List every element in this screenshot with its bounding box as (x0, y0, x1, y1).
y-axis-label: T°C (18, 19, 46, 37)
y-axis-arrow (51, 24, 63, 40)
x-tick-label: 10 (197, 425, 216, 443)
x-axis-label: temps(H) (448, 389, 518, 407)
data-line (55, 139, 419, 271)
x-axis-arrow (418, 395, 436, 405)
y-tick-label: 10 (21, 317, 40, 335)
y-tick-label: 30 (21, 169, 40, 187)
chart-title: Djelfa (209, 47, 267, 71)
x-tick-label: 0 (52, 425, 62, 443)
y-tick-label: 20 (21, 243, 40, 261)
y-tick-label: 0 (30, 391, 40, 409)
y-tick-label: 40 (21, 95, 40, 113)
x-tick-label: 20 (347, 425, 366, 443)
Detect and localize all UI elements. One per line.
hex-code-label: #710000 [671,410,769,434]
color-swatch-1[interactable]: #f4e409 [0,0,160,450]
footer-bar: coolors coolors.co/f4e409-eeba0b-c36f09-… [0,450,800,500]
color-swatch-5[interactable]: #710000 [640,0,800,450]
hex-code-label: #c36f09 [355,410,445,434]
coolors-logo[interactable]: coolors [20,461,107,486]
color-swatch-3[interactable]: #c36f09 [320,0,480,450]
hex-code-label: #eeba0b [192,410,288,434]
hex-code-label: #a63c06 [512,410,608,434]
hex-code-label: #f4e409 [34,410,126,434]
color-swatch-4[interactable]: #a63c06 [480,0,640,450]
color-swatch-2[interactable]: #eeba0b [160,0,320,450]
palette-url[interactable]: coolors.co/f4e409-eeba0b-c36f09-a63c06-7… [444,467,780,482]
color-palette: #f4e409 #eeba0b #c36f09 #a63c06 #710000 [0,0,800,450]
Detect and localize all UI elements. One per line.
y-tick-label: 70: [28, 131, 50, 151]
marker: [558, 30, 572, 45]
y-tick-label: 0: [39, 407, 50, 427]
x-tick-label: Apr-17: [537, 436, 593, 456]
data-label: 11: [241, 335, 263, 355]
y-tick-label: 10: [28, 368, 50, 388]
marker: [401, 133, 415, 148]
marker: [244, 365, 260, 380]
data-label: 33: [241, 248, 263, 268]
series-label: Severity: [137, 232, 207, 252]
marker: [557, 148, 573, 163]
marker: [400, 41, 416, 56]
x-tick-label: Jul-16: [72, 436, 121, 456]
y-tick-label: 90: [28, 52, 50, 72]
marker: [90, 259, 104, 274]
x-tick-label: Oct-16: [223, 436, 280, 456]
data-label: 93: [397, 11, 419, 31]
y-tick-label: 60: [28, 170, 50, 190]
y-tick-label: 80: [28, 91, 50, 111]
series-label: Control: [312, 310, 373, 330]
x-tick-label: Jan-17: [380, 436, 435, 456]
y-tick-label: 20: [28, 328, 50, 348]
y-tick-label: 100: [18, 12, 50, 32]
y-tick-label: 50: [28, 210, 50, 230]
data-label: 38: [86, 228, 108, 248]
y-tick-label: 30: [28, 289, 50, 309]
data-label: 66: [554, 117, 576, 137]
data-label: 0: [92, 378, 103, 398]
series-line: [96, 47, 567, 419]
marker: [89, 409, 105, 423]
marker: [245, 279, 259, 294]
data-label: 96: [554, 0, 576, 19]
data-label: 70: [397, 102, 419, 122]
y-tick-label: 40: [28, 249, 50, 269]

----

What you will do
Put every line of the items, from the start through the line containing "color-swatch-3[interactable]: #c36f09 [320,0,480,450]", into a Markdown table with two columns, No. and Text, where No. numbers each row and blank lines are omitted.

Written answer
| No. | Text |
|---|---|
| 1 | List every element in this screenshot with its bounding box as (x0, y0, x1, y1). |
| 2 | y-axis-label: T°C (18, 19, 46, 37) |
| 3 | y-axis-arrow (51, 24, 63, 40) |
| 4 | x-tick-label: 10 (197, 425, 216, 443) |
| 5 | x-axis-label: temps(H) (448, 389, 518, 407) |
| 6 | data-line (55, 139, 419, 271) |
| 7 | x-axis-arrow (418, 395, 436, 405) |
| 8 | y-tick-label: 10 (21, 317, 40, 335) |
| 9 | y-tick-label: 30 (21, 169, 40, 187) |
| 10 | chart-title: Djelfa (209, 47, 267, 71) |
| 11 | x-tick-label: 0 (52, 425, 62, 443) |
| 12 | y-tick-label: 20 (21, 243, 40, 261) |
| 13 | y-tick-label: 0 (30, 391, 40, 409) |
| 14 | y-tick-label: 40 (21, 95, 40, 113) |
| 15 | x-tick-label: 20 (347, 425, 366, 443) |
| 16 | Detect and localize all UI elements. One per line. |
| 17 | hex-code-label: #710000 [671,410,769,434] |
| 18 | color-swatch-1[interactable]: #f4e409 [0,0,160,450] |
| 19 | footer-bar: coolors coolors.co/f4e409-eeba0b-c36f09-… [0,450,800,500] |
| 20 | color-swatch-5[interactable]: #710000 [640,0,800,450] |
| 21 | hex-code-label: #c36f09 [355,410,445,434] |
| 22 | coolors-logo[interactable]: coolors [20,461,107,486] |
| 23 | color-swatch-3[interactable]: #c36f09 [320,0,480,450] |